Check every line for the word "SRMTID" and state how many lines have it. Reply with the number alone.
..............................
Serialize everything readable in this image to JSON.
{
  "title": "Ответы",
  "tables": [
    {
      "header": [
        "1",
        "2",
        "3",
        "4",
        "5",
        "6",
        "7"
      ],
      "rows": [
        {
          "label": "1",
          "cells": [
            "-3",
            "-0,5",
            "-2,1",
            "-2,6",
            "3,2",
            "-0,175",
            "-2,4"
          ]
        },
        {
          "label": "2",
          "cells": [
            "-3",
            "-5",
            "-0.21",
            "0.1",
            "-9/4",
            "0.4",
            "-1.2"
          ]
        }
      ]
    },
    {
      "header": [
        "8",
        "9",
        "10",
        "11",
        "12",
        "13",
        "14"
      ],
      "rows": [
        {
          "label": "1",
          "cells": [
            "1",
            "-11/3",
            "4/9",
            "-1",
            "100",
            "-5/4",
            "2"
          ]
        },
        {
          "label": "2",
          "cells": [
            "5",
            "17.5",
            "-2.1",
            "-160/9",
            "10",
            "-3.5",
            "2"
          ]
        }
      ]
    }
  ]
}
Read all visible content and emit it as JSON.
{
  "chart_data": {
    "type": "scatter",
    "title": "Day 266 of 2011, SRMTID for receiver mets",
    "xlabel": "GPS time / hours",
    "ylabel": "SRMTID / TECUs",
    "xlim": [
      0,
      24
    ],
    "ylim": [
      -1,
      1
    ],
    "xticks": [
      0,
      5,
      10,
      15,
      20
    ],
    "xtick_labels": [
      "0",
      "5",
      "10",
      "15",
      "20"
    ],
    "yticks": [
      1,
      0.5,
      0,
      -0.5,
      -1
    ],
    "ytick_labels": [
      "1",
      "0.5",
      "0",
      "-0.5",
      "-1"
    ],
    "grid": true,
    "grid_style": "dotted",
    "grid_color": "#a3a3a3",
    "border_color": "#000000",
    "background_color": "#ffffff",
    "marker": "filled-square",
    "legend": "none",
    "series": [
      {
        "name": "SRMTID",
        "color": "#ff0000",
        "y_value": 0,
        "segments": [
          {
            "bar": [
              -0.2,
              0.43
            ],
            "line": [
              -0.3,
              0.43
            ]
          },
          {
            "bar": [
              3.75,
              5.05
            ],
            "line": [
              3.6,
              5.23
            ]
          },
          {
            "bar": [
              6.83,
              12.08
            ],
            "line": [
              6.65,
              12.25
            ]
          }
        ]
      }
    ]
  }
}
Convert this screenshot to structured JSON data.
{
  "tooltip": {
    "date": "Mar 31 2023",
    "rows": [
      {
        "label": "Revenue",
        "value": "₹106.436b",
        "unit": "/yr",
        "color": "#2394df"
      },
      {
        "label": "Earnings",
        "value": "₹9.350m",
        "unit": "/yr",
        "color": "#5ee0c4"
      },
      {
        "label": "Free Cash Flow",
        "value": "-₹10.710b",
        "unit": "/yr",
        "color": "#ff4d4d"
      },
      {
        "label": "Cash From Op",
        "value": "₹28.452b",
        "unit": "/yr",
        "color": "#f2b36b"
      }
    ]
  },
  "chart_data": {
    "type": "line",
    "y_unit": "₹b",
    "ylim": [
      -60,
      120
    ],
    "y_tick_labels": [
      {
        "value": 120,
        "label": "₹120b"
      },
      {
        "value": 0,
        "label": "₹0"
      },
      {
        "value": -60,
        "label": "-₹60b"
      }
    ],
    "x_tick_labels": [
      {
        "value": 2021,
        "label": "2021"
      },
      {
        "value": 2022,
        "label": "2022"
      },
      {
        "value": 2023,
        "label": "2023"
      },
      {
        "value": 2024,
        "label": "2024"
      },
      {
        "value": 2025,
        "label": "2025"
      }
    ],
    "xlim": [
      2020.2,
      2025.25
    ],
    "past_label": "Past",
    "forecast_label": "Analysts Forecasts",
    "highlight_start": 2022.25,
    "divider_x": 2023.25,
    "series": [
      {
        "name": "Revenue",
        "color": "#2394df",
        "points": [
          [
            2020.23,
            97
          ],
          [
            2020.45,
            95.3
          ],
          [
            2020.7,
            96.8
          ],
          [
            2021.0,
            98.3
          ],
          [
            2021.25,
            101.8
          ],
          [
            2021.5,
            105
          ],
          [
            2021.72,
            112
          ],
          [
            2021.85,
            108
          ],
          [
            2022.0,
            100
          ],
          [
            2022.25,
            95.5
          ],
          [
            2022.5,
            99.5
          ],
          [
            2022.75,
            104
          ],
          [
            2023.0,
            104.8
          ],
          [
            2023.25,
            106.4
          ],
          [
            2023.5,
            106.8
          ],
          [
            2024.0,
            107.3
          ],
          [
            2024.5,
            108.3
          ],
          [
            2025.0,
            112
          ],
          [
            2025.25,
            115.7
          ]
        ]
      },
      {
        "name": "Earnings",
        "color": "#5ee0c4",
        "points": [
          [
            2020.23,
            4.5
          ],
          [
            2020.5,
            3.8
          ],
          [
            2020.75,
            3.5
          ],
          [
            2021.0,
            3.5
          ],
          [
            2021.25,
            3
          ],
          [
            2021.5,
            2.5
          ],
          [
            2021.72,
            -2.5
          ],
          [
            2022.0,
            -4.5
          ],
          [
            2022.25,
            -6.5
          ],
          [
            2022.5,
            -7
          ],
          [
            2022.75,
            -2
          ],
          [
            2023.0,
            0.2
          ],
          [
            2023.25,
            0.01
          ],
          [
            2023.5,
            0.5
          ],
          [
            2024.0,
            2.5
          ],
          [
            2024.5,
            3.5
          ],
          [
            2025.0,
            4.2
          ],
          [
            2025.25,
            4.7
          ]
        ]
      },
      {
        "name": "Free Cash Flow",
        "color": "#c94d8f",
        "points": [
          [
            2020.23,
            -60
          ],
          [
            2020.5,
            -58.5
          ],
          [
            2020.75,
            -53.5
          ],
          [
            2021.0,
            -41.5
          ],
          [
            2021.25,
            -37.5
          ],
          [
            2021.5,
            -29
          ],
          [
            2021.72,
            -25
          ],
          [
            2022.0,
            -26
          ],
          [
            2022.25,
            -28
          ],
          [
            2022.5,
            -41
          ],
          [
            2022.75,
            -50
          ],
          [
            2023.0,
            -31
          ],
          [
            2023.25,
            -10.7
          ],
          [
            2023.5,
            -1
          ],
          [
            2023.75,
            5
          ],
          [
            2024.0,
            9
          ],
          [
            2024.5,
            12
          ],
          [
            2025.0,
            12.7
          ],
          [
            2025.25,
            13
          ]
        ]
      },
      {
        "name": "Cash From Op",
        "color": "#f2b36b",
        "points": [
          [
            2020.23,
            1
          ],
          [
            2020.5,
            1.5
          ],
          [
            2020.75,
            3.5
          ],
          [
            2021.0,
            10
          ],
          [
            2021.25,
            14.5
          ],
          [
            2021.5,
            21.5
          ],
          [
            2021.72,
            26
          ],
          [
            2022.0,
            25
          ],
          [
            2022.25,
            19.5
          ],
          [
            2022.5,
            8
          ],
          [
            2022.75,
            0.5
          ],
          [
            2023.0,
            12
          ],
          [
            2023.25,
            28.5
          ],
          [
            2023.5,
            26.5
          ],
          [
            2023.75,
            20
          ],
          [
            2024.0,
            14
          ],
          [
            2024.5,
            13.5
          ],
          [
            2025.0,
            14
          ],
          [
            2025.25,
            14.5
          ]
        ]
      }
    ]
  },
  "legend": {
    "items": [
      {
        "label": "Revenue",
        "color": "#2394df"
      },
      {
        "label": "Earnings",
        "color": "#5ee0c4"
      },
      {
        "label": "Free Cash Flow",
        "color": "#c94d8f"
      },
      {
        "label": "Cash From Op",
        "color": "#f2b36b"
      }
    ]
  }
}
..............................
SOLUTION TO THE PROBLEM :: 3